EXERCISE OBJECTIVE :: Copy the records below exactly, leaving out any pictures.

RECORDS PROVIDED ::
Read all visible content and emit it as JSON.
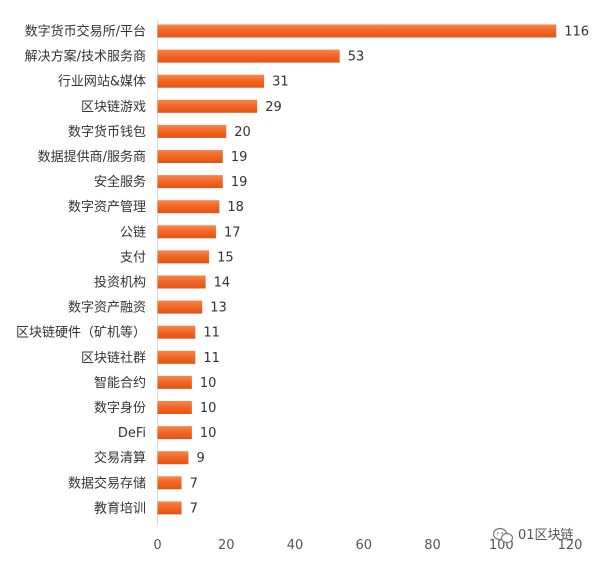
{
  "chart_data": {
    "type": "bar",
    "orientation": "horizontal",
    "categories": [
      "数字货币交易所/平台",
      "解决方案/技术服务商",
      "行业网站&媒体",
      "区块链游戏",
      "数字货币钱包",
      "数据提供商/服务商",
      "安全服务",
      "数字资产管理",
      "公链",
      "支付",
      "投资机构",
      "数字资产融资",
      "区块链硬件（矿机等）",
      "区块链社群",
      "智能合约",
      "数字身份",
      "DeFi",
      "交易清算",
      "数据交易存储",
      "教育培训"
    ],
    "values": [
      116,
      53,
      31,
      29,
      20,
      19,
      19,
      18,
      17,
      15,
      14,
      13,
      11,
      11,
      10,
      10,
      10,
      9,
      7,
      7
    ],
    "xticks": [
      "0",
      "20",
      "40",
      "60",
      "80",
      "100",
      "120"
    ],
    "xlim": [
      0,
      120
    ],
    "grid": false,
    "bar_color": "#F26522"
  },
  "watermark": {
    "icon": "wechat-icon",
    "text": "01区块链"
  }
}
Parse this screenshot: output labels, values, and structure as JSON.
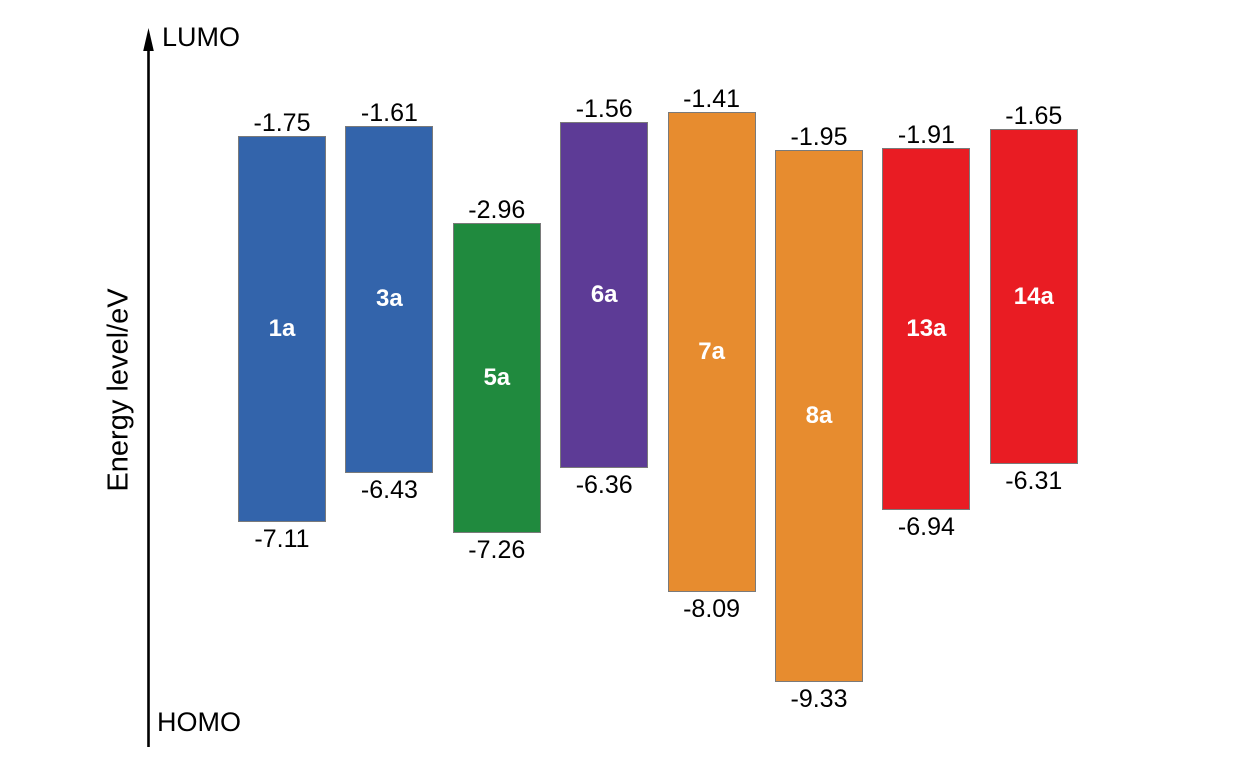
{
  "chart_data": {
    "type": "bar",
    "title": "",
    "ylabel": "Energy level/eV",
    "axis_top_label": "LUMO",
    "axis_bottom_label": "HOMO",
    "value_unit": "eV",
    "grid": false,
    "legend": "none",
    "axis_range_hint": [
      -10,
      0
    ],
    "bars": [
      {
        "label": "1a",
        "lumo": -1.75,
        "homo": -7.11,
        "color": "#3364AB"
      },
      {
        "label": "3a",
        "lumo": -1.61,
        "homo": -6.43,
        "color": "#3364AB"
      },
      {
        "label": "5a",
        "lumo": -2.96,
        "homo": -7.26,
        "color": "#208A3E"
      },
      {
        "label": "6a",
        "lumo": -1.56,
        "homo": -6.36,
        "color": "#5D3B96"
      },
      {
        "label": "7a",
        "lumo": -1.41,
        "homo": -8.09,
        "color": "#E78C2F"
      },
      {
        "label": "8a",
        "lumo": -1.95,
        "homo": -9.33,
        "color": "#E78C2F"
      },
      {
        "label": "13a",
        "lumo": -1.91,
        "homo": -6.94,
        "color": "#E91C23"
      },
      {
        "label": "14a",
        "lumo": -1.65,
        "homo": -6.31,
        "color": "#E91C23"
      }
    ]
  }
}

ANSWER TO THE TASK ::
Read all visible content and emit it as JSON.
{
  "chart_data": {
    "type": "bar",
    "orientation": "horizontal",
    "categories": [
      "数字货币交易所/平台",
      "解决方案/技术服务商",
      "行业网站&媒体",
      "区块链游戏",
      "数字货币钱包",
      "数据提供商/服务商",
      "安全服务",
      "数字资产管理",
      "公链",
      "支付",
      "投资机构",
      "数字资产融资",
      "区块链硬件（矿机等）",
      "区块链社群",
      "智能合约",
      "数字身份",
      "DeFi",
      "交易清算",
      "数据交易存储",
      "教育培训"
    ],
    "values": [
      116,
      53,
      31,
      29,
      20,
      19,
      19,
      18,
      17,
      15,
      14,
      13,
      11,
      11,
      10,
      10,
      10,
      9,
      7,
      7
    ],
    "xticks": [
      "0",
      "20",
      "40",
      "60",
      "80",
      "100",
      "120"
    ],
    "xlim": [
      0,
      120
    ],
    "grid": false,
    "bar_color": "#F26522"
  },
  "watermark": {
    "icon": "wechat-icon",
    "text": "01区块链"
  }
}
Parse this screenshot: output labels, values, and structure as JSON.
{
  "chart_data": {
    "type": "bar",
    "title": "",
    "ylabel": "Energy level/eV",
    "axis_top_label": "LUMO",
    "axis_bottom_label": "HOMO",
    "value_unit": "eV",
    "grid": false,
    "legend": "none",
    "axis_range_hint": [
      -10,
      0
    ],
    "bars": [
      {
        "label": "1a",
        "lumo": -1.75,
        "homo": -7.11,
        "color": "#3364AB"
      },
      {
        "label": "3a",
        "lumo": -1.61,
        "homo": -6.43,
        "color": "#3364AB"
      },
      {
        "label": "5a",
        "lumo": -2.96,
        "homo": -7.26,
        "color": "#208A3E"
      },
      {
        "label": "6a",
        "lumo": -1.56,
        "homo": -6.36,
        "color": "#5D3B96"
      },
      {
        "label": "7a",
        "lumo": -1.41,
        "homo": -8.09,
        "color": "#E78C2F"
      },
      {
        "label": "8a",
        "lumo": -1.95,
        "homo": -9.33,
        "color": "#E78C2F"
      },
      {
        "label": "13a",
        "lumo": -1.91,
        "homo": -6.94,
        "color": "#E91C23"
      },
      {
        "label": "14a",
        "lumo": -1.65,
        "homo": -6.31,
        "color": "#E91C23"
      }
    ]
  }
}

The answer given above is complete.